Count every line of the listing where the string "respond" occurs, and reply with the count alone.

Stored records:

════════════════════

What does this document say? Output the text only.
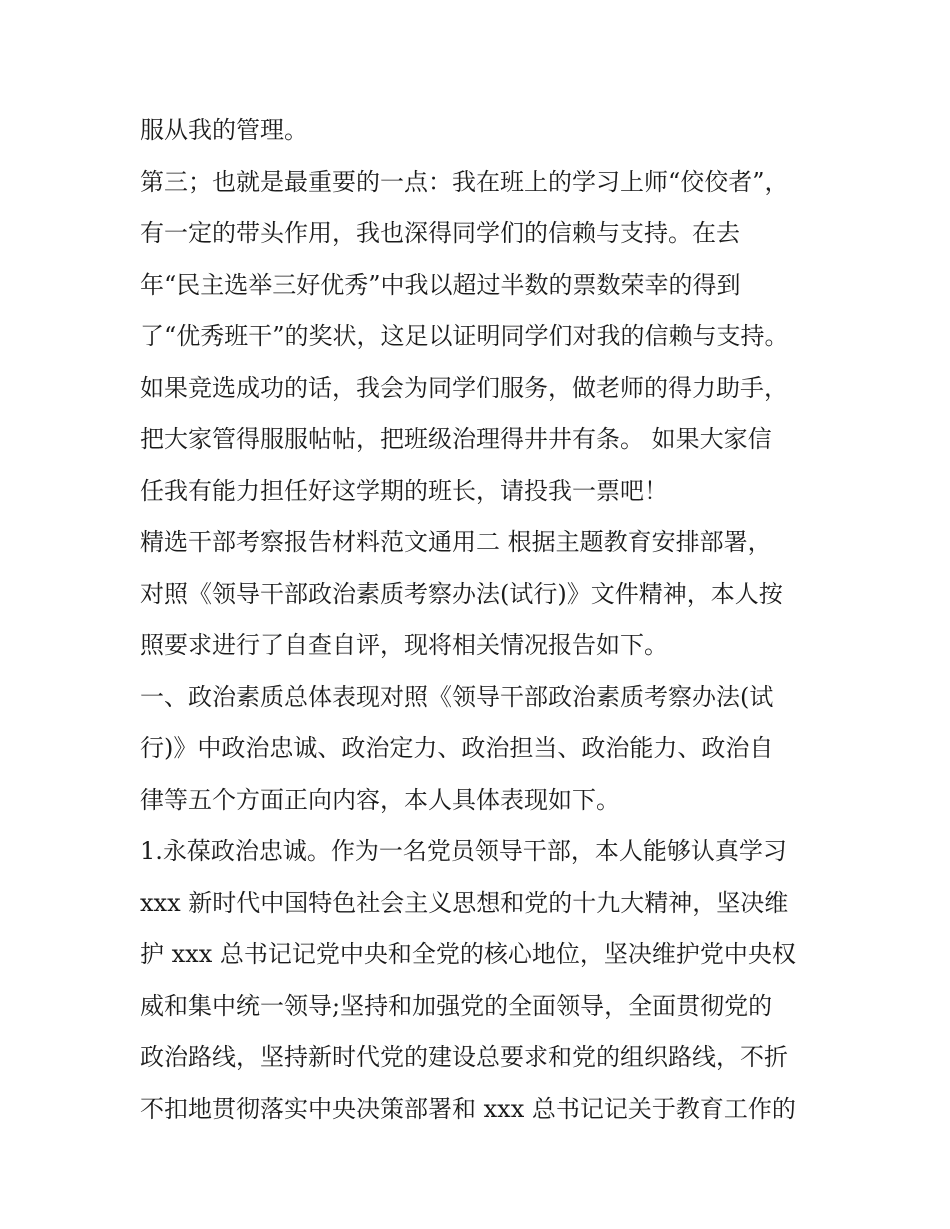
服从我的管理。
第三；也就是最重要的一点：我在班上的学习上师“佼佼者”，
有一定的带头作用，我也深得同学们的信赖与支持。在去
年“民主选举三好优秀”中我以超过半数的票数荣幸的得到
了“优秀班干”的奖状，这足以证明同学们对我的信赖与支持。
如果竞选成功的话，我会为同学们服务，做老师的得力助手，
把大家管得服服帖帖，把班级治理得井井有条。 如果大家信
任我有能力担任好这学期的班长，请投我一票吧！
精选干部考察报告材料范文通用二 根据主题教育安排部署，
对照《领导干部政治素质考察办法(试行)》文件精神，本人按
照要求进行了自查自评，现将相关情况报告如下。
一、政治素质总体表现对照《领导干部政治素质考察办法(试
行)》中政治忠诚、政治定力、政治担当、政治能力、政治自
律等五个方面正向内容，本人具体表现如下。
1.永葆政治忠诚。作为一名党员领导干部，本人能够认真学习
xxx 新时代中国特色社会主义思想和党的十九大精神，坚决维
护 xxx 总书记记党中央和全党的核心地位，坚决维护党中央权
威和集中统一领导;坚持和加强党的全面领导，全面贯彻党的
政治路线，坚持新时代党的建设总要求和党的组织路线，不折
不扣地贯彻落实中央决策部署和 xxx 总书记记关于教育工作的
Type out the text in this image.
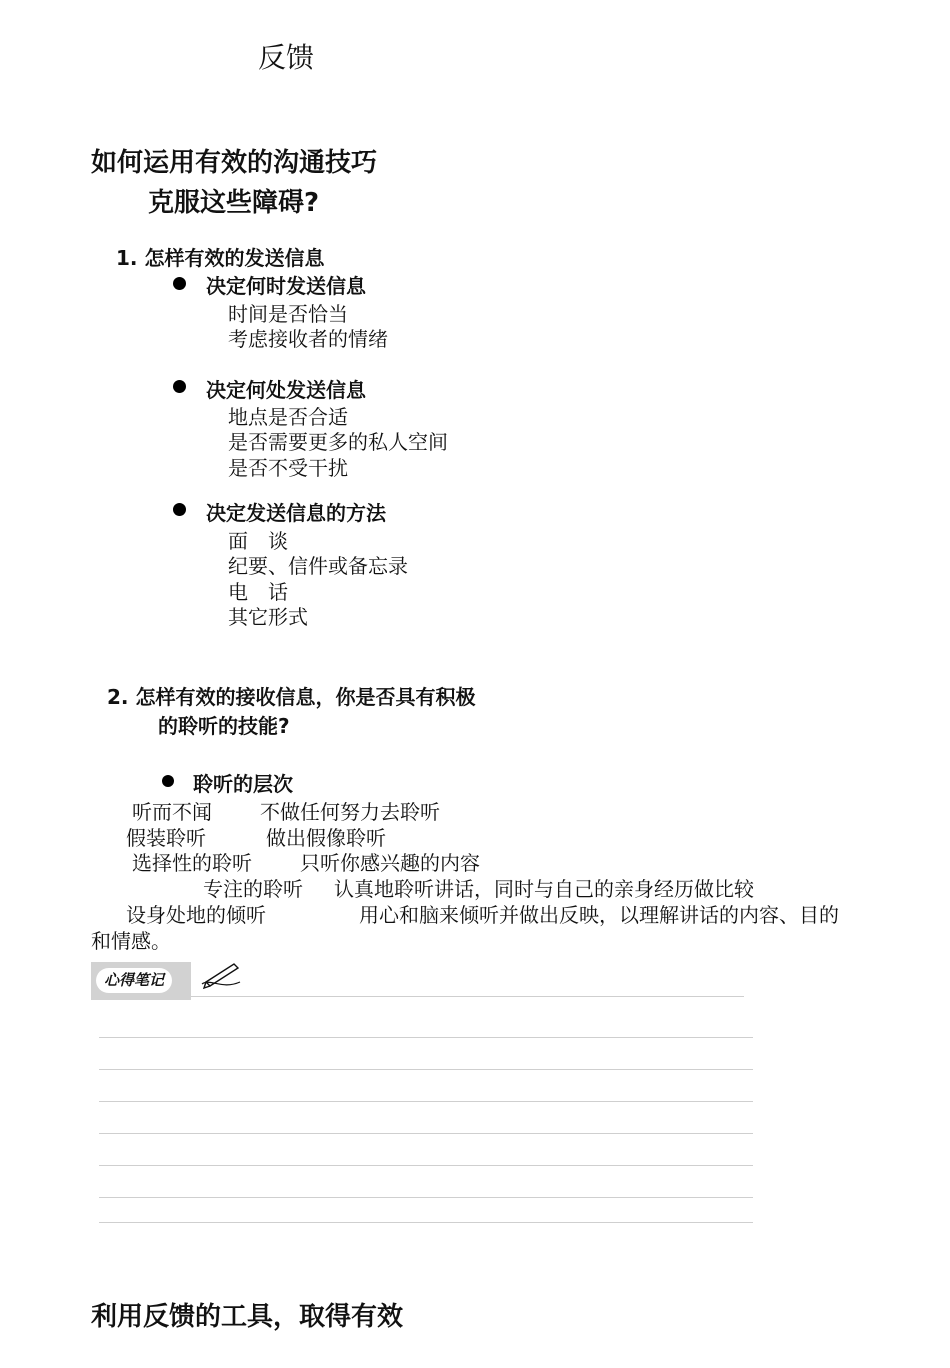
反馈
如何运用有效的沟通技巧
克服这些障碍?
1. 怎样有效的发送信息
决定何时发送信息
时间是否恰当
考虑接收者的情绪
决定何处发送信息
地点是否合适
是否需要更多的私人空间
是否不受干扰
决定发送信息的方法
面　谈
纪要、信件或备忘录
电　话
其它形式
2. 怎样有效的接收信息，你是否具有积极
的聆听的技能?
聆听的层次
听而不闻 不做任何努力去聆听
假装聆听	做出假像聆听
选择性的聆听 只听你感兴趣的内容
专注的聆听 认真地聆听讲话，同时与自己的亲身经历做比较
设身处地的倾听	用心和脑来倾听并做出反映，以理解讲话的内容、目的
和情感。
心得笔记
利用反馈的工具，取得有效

════════════════════

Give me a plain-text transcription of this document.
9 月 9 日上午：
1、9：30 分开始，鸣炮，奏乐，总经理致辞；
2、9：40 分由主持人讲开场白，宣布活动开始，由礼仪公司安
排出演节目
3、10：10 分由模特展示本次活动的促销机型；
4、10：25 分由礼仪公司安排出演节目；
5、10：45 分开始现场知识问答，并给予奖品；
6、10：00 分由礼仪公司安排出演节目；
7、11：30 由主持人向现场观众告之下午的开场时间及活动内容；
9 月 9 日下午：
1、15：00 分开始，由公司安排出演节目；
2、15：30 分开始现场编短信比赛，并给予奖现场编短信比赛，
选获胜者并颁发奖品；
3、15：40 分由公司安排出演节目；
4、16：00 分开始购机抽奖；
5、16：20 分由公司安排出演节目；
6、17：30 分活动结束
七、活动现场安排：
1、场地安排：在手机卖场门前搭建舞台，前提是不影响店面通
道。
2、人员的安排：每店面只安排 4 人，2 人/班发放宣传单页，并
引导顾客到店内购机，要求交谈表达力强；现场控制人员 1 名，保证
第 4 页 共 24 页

════════════════════

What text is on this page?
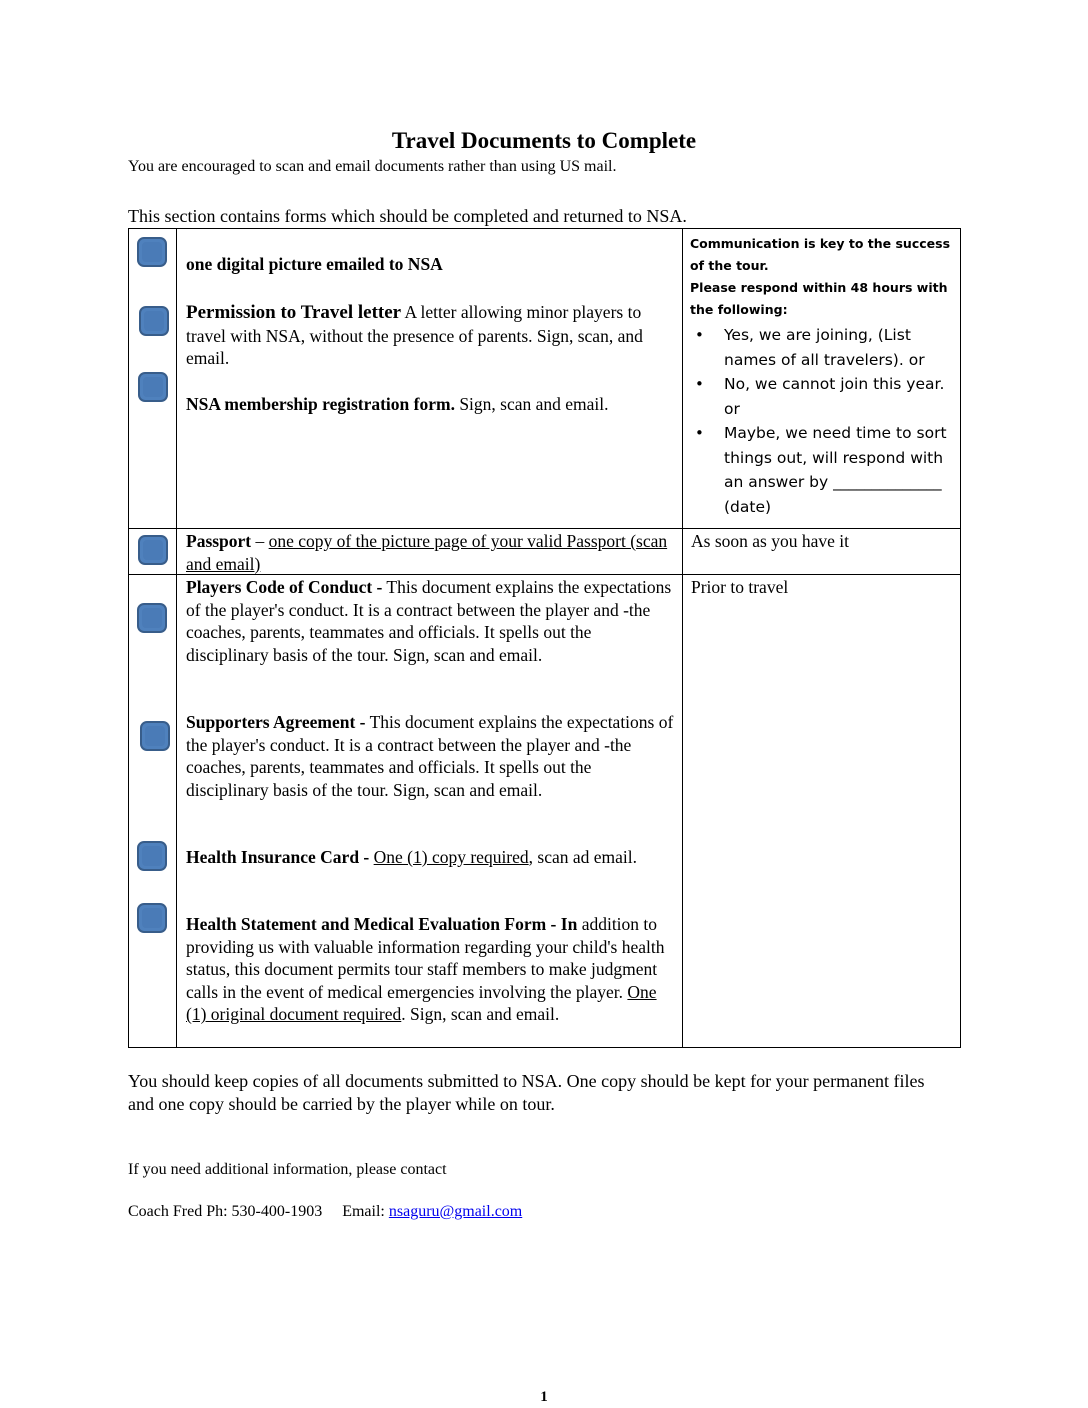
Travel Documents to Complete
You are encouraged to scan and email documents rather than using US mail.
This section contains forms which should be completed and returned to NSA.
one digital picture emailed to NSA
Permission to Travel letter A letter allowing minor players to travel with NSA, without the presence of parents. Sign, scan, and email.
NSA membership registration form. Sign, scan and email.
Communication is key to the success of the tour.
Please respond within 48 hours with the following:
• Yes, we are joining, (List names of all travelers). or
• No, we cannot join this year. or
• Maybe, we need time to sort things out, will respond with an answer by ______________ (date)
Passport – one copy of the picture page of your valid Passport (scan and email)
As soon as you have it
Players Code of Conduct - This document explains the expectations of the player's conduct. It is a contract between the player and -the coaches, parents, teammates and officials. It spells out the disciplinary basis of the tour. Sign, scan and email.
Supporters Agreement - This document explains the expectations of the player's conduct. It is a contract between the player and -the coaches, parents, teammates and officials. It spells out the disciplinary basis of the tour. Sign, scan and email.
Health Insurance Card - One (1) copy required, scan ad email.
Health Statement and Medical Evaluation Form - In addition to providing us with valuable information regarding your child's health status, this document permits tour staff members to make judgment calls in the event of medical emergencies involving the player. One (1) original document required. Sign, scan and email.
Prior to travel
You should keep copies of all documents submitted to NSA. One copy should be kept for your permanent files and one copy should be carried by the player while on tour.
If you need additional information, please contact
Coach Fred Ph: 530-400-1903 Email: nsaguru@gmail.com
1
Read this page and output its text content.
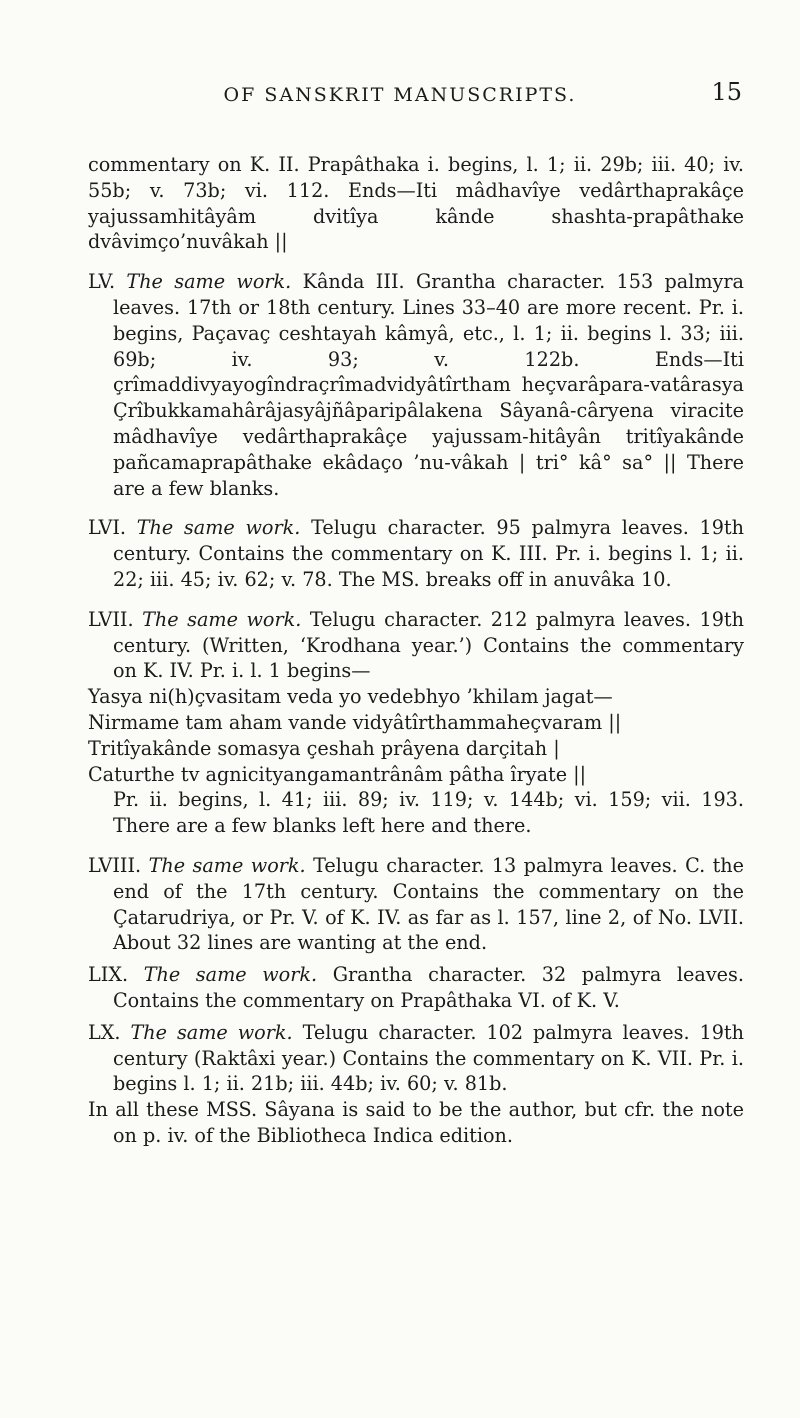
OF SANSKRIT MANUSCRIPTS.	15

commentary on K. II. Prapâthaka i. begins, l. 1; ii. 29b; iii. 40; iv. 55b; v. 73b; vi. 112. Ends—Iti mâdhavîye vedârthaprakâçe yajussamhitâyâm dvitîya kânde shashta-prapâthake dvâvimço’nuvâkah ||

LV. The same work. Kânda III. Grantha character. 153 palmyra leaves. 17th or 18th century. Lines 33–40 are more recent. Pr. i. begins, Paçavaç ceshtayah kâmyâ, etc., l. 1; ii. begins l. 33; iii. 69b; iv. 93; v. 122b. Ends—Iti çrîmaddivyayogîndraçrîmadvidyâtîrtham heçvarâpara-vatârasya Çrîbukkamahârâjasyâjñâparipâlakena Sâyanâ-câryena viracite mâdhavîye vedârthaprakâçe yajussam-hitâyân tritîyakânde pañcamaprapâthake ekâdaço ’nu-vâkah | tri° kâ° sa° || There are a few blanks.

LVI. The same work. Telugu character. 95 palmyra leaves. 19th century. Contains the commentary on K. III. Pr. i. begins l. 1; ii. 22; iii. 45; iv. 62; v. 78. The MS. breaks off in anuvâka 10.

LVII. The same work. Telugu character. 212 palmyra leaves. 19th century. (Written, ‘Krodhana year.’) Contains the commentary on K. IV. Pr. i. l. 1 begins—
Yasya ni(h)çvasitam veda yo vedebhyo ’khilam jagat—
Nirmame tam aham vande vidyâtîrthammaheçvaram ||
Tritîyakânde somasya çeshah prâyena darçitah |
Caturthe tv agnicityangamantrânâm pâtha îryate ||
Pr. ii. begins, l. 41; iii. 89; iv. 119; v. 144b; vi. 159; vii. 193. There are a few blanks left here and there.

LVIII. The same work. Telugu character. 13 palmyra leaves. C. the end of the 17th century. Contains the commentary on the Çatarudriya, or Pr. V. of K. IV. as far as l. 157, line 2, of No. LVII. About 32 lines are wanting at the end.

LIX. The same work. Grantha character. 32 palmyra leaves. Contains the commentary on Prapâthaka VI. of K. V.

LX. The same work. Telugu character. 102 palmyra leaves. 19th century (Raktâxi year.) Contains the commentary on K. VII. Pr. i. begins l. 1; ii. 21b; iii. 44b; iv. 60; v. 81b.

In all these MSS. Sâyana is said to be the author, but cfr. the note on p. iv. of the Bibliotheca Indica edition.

════════════════════

:: EXERCISE SOLUTION ::
2